Stored records
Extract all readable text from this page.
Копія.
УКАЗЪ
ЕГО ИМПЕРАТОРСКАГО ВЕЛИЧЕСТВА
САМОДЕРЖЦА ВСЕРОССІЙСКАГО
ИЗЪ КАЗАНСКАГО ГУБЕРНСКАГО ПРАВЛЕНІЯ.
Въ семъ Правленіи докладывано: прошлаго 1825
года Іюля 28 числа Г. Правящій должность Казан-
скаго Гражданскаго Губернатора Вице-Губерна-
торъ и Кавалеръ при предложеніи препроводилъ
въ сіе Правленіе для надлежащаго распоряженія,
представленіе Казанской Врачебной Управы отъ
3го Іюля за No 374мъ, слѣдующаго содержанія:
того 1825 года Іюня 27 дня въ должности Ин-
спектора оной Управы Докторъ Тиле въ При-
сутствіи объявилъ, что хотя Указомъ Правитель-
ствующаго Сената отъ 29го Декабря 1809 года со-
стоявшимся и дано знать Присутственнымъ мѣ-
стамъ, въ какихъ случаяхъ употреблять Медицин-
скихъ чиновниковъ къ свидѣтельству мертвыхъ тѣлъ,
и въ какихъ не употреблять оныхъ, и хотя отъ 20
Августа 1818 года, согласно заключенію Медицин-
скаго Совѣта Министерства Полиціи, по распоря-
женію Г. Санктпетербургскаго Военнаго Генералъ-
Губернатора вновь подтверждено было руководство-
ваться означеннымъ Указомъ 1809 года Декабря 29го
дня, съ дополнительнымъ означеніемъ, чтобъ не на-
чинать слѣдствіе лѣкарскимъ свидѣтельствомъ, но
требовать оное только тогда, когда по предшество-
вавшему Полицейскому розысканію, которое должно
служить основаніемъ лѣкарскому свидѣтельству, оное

...

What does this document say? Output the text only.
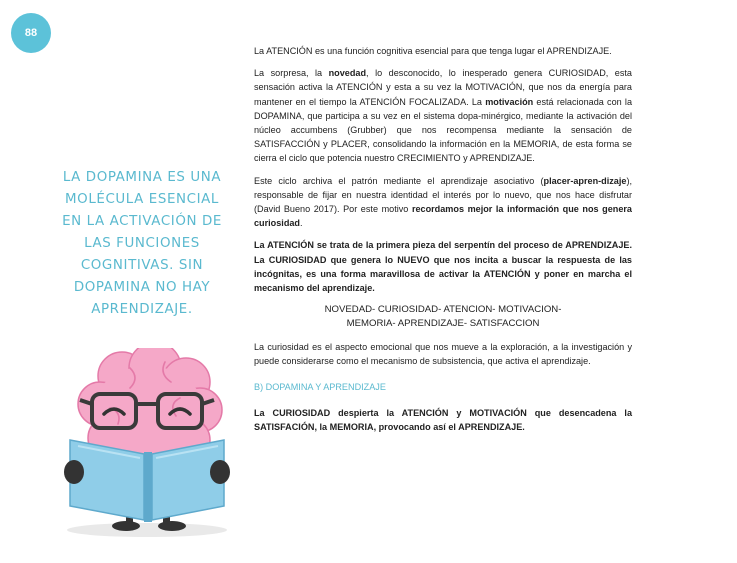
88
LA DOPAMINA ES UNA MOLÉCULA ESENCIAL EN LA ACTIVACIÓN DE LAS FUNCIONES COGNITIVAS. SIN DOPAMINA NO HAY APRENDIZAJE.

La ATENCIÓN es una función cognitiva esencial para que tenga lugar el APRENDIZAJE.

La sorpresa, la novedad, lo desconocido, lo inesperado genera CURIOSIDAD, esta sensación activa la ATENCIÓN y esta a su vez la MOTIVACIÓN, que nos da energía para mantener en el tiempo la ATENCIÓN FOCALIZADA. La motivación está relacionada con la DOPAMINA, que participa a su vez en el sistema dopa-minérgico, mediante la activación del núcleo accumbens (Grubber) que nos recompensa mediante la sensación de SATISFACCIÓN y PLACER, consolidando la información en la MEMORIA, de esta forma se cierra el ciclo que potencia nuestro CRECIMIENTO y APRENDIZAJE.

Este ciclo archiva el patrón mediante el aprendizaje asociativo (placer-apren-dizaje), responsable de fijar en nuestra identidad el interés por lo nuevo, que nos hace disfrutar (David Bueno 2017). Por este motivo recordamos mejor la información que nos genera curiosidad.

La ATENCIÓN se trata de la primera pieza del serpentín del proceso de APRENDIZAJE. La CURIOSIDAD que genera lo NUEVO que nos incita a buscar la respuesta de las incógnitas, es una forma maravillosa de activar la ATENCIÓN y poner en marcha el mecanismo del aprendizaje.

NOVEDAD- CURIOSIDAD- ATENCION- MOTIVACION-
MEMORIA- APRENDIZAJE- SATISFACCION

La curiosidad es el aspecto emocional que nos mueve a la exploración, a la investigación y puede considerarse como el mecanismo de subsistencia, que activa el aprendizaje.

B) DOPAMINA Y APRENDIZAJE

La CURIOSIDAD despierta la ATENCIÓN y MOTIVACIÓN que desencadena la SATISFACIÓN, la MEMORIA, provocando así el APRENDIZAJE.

**Work to do:**
Using the listing above, pick out each line that contains the word "información", then copy it.

**Solution for this task:**
La sorpresa, la novedad, lo desconocido, lo inesperado genera CURIOSIDAD, esta sensación activa la ATENCIÓN y esta a su vez la MOTIVACIÓN, que nos da energía para mantener en el tiempo la ATENCIÓN FOCALIZADA. La motivación está relacionada con la DOPAMINA, que participa a su vez en el sistema dopa-minérgico, mediante la activación del núcleo accumbens (Grubber) que nos recompensa mediante la sensación de SATISFACCIÓN y PLACER, consolidando la información en la MEMORIA, de esta forma se cierra el ciclo que potencia nuestro CRECIMIENTO y APRENDIZAJE.
Este ciclo archiva el patrón mediante el aprendizaje asociativo (placer-apren-dizaje), responsable de fijar en nuestra identidad el interés por lo nuevo, que nos hace disfrutar (David Bueno 2017). Por este motivo recordamos mejor la información que nos genera curiosidad.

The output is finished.